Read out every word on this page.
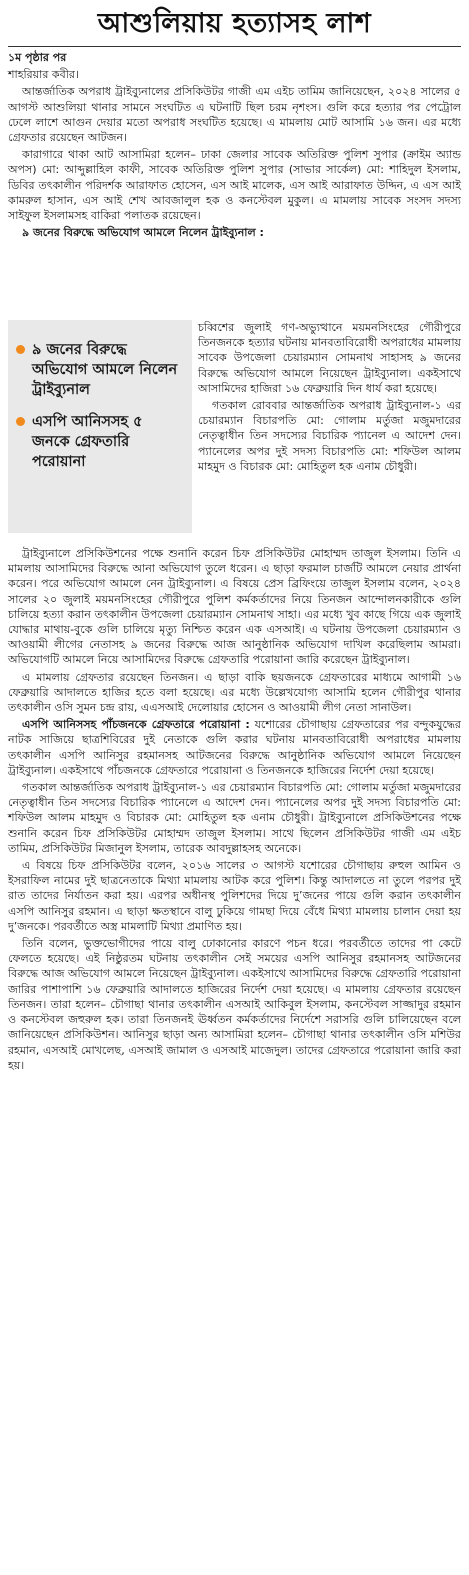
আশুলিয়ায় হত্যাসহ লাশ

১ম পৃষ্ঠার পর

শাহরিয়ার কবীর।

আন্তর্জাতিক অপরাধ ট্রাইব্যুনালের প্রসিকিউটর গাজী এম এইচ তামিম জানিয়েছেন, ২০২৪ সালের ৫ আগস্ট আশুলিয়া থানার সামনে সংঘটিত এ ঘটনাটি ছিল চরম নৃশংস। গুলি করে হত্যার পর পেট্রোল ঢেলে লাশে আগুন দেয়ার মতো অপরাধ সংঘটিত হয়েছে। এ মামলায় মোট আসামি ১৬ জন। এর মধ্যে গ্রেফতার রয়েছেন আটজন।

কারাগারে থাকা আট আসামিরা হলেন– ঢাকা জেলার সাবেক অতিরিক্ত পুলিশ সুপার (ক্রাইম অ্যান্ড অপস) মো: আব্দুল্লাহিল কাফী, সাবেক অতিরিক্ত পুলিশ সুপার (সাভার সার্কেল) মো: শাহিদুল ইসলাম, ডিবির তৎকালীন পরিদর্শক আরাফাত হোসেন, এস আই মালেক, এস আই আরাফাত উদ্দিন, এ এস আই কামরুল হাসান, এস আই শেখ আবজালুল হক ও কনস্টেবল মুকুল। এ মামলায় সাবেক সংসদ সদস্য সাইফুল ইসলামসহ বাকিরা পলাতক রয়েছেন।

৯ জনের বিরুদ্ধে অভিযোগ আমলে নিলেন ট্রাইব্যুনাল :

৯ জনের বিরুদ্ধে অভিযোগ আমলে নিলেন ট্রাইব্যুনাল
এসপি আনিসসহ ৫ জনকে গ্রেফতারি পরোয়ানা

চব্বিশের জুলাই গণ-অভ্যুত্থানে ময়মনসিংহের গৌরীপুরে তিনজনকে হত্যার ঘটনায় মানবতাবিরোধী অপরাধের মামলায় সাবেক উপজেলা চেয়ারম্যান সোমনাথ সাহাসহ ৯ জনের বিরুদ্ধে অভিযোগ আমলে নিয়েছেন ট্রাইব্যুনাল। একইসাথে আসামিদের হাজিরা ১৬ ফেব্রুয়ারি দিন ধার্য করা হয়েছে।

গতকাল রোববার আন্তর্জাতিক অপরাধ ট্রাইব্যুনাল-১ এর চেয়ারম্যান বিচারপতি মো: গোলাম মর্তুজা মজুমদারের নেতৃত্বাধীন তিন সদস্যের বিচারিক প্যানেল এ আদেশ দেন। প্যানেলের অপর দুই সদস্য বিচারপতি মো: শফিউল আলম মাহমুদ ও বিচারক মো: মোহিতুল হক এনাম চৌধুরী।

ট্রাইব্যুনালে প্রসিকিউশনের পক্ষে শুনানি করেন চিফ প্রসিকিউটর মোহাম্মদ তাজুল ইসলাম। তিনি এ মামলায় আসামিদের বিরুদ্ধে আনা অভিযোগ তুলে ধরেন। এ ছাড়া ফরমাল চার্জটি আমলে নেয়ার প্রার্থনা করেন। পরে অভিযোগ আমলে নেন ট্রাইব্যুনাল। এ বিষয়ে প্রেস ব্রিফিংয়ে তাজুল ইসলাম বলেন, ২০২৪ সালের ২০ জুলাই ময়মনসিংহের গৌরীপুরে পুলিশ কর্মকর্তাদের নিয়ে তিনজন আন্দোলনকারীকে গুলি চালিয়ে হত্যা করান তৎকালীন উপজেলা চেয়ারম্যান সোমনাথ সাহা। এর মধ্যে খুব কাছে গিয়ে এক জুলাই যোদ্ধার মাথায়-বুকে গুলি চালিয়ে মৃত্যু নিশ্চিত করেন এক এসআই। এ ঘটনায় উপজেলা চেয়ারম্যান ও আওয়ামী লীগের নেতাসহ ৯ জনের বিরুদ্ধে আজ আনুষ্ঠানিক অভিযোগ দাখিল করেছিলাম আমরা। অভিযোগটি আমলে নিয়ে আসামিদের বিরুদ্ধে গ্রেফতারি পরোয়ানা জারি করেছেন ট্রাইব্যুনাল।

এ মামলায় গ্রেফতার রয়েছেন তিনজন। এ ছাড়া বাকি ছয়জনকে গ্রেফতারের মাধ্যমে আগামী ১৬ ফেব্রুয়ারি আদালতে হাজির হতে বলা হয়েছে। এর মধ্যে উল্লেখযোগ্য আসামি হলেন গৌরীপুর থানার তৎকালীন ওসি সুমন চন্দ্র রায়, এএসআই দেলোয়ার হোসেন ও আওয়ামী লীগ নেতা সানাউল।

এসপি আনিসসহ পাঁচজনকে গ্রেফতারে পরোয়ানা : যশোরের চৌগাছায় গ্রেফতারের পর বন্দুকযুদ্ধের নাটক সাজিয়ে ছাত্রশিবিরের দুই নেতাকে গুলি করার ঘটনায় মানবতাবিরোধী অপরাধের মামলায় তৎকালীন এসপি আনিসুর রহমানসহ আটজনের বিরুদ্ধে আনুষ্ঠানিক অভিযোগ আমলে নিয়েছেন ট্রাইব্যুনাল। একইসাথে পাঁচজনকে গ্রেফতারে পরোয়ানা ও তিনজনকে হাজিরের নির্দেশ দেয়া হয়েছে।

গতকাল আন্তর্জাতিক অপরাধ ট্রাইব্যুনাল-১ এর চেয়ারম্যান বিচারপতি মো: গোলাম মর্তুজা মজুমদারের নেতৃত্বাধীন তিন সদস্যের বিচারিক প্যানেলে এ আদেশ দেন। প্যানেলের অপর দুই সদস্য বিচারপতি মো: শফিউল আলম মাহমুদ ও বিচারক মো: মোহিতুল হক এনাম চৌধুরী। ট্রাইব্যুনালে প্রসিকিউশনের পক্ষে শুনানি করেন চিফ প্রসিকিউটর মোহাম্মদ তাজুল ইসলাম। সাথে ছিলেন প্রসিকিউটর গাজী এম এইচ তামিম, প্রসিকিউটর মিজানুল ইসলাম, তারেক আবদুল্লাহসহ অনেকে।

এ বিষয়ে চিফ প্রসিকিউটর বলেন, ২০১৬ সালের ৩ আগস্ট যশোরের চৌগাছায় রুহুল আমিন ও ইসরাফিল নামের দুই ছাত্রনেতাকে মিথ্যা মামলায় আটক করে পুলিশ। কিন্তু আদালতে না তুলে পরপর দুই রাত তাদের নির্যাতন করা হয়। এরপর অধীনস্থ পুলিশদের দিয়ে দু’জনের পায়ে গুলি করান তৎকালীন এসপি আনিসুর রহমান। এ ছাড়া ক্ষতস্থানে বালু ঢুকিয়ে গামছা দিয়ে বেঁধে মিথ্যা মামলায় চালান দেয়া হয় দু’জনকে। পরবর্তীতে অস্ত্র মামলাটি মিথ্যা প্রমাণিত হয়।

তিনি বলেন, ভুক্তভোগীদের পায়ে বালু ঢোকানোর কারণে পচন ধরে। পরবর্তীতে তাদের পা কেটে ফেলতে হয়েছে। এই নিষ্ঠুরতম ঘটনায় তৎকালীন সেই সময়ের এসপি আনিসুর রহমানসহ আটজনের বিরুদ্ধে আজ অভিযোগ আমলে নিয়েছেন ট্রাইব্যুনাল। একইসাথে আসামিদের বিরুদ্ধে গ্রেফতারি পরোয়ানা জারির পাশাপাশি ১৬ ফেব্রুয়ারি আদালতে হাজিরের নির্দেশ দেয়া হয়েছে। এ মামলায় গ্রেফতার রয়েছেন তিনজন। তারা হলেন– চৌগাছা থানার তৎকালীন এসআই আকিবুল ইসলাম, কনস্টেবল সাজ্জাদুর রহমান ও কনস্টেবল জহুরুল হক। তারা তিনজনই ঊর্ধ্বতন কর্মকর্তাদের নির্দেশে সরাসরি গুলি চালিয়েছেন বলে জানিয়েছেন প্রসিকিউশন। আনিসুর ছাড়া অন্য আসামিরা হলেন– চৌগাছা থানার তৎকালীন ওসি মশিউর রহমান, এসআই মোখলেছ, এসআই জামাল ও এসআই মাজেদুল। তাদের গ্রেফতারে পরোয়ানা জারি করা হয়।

==================================================

GOAL OF THE EXERCISE — Ascertain the number of lines in the entries that include the word "আটজন", and report only that number.

ANSWER FOR THE TASK — 3